- **AIM OF THE TASK**: Only lines with the word "name" are needed; collect each of them from the listing below.

- **SUPPLIED MATERIAL**:
[START]

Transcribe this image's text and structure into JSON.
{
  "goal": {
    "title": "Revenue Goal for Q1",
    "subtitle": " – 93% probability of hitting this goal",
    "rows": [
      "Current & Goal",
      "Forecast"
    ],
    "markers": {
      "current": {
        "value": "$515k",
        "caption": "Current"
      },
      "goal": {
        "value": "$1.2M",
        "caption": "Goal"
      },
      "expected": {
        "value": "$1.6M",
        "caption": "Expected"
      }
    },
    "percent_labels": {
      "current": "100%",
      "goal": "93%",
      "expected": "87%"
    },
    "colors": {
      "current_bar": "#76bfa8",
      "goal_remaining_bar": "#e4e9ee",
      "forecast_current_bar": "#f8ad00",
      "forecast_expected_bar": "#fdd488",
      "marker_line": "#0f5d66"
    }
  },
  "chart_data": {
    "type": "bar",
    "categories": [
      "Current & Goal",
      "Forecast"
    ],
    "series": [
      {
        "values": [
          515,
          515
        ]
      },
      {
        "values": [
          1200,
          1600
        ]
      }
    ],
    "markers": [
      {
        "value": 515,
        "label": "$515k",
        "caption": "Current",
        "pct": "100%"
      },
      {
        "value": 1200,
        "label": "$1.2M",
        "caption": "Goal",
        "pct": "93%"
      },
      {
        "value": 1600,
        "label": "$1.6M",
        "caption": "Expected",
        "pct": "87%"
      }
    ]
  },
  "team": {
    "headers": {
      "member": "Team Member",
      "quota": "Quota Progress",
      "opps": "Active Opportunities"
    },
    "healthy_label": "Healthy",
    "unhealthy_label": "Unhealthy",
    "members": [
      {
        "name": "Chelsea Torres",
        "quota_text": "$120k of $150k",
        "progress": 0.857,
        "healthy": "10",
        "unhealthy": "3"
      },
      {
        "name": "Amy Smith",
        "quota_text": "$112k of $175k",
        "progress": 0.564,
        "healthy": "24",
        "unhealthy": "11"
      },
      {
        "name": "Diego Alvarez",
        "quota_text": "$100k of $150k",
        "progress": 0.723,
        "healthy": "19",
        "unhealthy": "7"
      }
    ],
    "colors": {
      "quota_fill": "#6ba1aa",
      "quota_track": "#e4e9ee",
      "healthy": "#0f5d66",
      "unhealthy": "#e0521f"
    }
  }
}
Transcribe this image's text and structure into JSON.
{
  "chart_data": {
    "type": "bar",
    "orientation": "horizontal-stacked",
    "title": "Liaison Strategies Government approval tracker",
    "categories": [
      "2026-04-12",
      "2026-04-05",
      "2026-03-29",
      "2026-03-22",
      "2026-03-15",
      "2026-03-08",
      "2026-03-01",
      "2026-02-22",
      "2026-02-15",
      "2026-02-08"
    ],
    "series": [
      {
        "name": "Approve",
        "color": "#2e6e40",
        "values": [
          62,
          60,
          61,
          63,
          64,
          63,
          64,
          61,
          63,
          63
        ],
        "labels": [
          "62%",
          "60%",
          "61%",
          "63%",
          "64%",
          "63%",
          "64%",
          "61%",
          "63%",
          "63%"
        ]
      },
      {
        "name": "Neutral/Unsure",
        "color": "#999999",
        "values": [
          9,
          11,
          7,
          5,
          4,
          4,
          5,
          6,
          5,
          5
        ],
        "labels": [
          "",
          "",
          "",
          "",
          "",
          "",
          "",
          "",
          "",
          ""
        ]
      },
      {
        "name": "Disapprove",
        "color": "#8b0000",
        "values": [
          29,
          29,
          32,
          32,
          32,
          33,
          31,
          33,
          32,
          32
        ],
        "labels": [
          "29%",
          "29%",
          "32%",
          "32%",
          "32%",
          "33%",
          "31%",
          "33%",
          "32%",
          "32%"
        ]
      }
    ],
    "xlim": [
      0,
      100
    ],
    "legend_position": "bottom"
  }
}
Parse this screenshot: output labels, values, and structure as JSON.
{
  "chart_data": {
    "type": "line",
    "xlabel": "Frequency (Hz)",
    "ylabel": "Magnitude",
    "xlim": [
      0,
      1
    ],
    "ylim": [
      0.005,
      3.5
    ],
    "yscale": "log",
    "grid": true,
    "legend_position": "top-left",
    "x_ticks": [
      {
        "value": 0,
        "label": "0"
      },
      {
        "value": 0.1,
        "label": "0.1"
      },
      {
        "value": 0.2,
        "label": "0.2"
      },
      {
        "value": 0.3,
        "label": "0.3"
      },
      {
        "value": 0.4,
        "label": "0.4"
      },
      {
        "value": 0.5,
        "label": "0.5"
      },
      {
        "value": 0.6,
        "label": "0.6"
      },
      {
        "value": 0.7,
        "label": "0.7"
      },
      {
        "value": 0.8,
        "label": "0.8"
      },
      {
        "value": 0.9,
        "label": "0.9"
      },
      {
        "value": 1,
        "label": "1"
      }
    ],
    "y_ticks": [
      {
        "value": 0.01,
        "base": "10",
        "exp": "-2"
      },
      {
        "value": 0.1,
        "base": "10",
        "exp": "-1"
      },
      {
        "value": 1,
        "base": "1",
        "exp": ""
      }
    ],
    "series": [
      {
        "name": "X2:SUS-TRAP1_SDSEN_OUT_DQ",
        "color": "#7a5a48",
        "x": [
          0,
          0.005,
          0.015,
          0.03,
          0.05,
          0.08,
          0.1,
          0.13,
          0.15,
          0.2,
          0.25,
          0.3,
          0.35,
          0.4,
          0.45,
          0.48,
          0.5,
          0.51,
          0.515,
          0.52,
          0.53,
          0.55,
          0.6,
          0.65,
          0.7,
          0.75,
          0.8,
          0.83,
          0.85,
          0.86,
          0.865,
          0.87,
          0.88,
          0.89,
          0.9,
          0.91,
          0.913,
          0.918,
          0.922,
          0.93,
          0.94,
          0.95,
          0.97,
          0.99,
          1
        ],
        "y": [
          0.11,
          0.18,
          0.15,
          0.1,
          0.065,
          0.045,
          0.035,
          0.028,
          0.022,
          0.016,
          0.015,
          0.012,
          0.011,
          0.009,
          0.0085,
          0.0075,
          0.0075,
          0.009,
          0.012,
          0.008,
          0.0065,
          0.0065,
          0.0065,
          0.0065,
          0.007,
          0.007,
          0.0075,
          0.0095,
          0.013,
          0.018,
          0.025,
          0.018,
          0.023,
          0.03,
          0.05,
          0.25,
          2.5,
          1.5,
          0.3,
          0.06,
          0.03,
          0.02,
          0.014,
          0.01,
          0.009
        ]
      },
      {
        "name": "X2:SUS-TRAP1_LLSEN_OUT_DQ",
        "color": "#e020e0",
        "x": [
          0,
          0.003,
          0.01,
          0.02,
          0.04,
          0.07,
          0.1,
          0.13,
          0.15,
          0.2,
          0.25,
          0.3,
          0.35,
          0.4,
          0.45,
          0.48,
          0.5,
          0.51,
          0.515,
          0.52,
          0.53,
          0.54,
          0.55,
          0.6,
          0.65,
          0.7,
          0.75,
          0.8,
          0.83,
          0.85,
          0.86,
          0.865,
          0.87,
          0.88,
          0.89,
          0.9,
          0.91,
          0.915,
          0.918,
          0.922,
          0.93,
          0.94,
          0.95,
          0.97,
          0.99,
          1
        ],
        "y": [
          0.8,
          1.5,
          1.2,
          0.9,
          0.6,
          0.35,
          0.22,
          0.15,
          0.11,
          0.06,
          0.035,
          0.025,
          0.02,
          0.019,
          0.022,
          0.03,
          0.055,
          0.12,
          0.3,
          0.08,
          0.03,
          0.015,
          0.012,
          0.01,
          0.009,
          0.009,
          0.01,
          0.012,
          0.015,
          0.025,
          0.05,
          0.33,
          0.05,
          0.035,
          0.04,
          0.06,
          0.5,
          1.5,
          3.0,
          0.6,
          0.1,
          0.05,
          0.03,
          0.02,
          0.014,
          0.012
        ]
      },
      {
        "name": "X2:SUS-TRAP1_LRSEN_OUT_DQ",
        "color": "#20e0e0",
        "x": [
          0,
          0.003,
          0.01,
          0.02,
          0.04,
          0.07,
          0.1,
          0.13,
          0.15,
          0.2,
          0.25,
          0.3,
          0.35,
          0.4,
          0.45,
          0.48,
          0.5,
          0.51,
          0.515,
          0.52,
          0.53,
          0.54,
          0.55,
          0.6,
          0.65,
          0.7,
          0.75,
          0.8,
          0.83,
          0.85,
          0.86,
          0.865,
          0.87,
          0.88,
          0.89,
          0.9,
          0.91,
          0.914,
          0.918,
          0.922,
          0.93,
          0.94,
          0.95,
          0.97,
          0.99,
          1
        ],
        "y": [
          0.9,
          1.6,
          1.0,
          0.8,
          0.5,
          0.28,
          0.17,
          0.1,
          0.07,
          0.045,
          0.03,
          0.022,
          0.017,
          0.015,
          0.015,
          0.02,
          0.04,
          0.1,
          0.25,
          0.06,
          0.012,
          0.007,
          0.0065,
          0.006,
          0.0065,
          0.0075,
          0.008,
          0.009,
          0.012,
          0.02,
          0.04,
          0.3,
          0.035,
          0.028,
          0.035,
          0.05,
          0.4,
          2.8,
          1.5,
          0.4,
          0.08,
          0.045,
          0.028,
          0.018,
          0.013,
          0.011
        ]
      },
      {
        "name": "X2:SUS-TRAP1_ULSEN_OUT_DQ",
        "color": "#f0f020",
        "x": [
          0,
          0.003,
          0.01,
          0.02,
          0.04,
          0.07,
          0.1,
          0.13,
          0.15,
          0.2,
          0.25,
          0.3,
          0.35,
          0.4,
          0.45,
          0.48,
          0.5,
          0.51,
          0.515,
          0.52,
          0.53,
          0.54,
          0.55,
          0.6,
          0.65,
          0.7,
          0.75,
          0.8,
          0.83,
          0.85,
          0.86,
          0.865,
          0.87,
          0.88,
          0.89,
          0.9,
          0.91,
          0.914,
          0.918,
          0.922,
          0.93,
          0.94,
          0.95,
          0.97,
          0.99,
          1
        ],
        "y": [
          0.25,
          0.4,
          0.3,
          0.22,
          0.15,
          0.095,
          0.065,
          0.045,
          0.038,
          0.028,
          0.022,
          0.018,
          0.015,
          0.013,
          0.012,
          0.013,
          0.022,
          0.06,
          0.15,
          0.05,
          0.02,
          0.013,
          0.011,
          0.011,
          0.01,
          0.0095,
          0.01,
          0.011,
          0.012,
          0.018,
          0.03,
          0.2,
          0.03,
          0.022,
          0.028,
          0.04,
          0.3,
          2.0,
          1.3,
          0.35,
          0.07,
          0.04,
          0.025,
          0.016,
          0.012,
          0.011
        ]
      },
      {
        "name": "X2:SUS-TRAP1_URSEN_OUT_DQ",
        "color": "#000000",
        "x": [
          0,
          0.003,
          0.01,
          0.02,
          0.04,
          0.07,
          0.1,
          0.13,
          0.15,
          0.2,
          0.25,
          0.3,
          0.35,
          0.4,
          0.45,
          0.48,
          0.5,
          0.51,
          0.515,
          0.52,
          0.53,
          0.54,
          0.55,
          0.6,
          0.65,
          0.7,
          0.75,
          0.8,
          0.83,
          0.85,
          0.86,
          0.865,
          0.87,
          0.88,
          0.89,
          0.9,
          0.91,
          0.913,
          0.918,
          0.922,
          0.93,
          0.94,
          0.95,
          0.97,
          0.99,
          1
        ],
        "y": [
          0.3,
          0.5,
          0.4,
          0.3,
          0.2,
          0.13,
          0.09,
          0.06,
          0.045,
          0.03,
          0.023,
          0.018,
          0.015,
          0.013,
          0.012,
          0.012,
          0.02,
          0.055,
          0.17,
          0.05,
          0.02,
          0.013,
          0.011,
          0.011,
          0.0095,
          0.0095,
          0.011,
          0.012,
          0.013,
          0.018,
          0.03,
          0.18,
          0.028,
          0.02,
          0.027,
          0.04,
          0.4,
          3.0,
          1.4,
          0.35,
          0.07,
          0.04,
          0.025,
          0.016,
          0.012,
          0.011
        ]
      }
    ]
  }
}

[END]

- **ANSWER TO THE TASK**:
        "name": "Chelsea Torres",
        "name": "Amy Smith",
        "name": "Diego Alvarez",
        "name": "Approve",
        "name": "Neutral/Unsure",
        "name": "Disapprove",
        "name": "X2:SUS-TRAP1_SDSEN_OUT_DQ",
        "name": "X2:SUS-TRAP1_LLSEN_OUT_DQ",
        "name": "X2:SUS-TRAP1_LRSEN_OUT_DQ",
        "name": "X2:SUS-TRAP1_ULSEN_OUT_DQ",
        "name": "X2:SUS-TRAP1_URSEN_OUT_DQ",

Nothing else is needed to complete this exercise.